DATASET ROWS>

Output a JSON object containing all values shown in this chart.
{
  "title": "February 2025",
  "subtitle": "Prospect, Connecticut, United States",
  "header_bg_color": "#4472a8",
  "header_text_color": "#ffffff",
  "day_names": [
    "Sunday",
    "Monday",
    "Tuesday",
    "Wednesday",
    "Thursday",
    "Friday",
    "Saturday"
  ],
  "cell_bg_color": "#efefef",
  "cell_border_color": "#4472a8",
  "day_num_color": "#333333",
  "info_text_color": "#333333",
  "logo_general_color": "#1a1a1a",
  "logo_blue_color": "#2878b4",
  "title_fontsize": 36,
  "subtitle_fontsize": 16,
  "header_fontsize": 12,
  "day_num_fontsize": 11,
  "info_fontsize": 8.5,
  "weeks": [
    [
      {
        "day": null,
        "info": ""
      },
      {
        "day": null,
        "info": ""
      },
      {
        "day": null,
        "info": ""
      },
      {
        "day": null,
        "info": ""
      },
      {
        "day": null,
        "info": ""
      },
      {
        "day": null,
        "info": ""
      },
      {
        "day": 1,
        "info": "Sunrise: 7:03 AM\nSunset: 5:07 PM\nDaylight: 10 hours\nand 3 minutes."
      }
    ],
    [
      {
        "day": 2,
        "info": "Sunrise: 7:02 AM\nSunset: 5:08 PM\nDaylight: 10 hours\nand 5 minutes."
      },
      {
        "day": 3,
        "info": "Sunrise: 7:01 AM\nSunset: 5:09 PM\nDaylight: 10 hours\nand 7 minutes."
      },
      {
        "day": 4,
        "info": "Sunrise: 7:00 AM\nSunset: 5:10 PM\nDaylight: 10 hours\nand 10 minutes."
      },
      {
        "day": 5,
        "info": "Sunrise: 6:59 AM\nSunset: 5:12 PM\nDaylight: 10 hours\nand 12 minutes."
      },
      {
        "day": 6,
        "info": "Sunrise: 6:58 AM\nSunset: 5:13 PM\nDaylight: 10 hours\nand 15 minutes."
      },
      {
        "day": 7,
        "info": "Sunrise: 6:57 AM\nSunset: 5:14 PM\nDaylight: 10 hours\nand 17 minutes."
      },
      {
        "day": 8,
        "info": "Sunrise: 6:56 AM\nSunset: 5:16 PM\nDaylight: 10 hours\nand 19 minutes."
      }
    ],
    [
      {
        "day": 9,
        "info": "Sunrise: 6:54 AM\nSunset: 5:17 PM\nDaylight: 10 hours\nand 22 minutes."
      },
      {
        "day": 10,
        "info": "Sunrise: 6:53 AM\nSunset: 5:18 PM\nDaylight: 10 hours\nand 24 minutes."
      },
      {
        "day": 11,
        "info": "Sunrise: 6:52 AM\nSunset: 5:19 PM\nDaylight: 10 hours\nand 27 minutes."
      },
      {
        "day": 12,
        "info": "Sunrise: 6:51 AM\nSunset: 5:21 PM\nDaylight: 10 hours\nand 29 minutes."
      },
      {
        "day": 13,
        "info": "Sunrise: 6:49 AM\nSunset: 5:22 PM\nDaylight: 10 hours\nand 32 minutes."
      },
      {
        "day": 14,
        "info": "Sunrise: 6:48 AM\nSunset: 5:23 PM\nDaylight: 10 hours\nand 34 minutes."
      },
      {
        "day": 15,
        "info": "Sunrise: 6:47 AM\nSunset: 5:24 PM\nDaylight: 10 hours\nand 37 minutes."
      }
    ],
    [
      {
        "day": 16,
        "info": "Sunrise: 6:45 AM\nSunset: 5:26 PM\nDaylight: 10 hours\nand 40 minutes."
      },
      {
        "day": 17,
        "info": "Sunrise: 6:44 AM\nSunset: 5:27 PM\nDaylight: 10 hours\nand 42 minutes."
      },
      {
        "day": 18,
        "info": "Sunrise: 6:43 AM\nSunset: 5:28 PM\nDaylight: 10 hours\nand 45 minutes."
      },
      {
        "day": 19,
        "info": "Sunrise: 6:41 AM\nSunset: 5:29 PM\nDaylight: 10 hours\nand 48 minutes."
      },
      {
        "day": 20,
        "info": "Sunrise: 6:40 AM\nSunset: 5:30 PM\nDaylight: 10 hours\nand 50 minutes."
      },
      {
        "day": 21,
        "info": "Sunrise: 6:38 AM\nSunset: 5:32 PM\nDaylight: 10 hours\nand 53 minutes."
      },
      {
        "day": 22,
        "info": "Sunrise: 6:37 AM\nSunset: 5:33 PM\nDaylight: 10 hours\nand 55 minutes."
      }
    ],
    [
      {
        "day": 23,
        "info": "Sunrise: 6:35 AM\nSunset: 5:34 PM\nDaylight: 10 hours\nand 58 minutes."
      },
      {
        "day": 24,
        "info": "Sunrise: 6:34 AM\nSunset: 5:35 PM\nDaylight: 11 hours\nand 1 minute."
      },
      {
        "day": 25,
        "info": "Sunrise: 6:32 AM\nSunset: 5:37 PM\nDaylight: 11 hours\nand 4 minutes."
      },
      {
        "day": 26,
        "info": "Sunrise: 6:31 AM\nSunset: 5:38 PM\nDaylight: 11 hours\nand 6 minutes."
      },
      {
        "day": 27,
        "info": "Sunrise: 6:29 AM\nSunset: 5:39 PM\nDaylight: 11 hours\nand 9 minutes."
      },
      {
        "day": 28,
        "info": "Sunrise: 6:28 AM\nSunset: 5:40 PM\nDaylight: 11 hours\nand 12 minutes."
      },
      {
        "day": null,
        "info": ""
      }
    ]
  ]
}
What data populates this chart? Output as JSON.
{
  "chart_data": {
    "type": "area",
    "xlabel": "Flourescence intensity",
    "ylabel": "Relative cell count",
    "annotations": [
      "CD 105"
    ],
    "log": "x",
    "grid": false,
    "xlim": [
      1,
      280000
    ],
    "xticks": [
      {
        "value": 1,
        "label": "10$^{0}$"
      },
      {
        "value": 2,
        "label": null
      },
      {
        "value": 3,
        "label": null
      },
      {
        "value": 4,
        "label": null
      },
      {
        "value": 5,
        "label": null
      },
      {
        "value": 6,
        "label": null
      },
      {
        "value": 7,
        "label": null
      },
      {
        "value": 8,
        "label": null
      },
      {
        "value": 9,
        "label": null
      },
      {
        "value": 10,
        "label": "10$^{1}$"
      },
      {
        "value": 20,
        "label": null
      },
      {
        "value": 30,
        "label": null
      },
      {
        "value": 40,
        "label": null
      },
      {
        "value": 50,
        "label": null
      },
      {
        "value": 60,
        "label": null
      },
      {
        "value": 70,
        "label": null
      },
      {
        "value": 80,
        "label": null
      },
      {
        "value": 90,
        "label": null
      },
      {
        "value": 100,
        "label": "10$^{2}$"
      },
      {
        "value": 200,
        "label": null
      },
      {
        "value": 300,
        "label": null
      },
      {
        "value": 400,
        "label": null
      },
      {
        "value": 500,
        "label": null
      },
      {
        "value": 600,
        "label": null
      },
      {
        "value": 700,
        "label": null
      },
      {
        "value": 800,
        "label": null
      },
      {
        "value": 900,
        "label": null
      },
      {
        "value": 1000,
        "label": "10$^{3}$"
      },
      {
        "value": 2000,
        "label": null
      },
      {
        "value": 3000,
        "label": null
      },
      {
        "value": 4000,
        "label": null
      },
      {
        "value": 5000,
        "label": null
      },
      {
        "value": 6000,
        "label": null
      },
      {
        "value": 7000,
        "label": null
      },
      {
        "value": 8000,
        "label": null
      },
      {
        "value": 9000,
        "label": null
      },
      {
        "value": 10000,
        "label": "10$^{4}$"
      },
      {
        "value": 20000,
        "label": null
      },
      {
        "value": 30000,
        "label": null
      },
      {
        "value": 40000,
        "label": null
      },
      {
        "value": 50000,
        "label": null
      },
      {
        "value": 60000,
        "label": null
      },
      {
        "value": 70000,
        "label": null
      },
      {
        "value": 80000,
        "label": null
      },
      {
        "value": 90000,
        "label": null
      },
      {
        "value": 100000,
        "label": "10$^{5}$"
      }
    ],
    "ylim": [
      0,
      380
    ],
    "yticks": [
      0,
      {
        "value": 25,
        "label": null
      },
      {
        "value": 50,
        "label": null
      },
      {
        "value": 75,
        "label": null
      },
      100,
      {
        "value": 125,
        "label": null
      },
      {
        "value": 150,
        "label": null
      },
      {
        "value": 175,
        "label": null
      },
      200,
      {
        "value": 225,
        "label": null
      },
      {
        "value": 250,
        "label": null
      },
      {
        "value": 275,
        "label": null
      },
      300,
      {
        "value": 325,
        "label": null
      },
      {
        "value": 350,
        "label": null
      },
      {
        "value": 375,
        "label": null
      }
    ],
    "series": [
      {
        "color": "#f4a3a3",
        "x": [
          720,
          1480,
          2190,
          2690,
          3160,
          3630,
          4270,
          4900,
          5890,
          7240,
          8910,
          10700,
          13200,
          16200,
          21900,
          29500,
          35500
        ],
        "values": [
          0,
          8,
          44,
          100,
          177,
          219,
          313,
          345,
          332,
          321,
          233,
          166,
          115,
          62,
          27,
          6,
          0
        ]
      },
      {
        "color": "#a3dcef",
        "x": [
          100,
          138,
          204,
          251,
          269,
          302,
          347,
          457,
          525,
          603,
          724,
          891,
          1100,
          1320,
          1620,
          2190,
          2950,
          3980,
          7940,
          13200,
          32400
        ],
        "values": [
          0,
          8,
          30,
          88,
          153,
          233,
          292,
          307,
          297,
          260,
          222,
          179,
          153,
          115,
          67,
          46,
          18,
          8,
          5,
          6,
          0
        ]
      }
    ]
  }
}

REQUIREMENT> Go through the material above and count the lines that include "Output". Give the number alone.

REPLY TO THE TASK> 2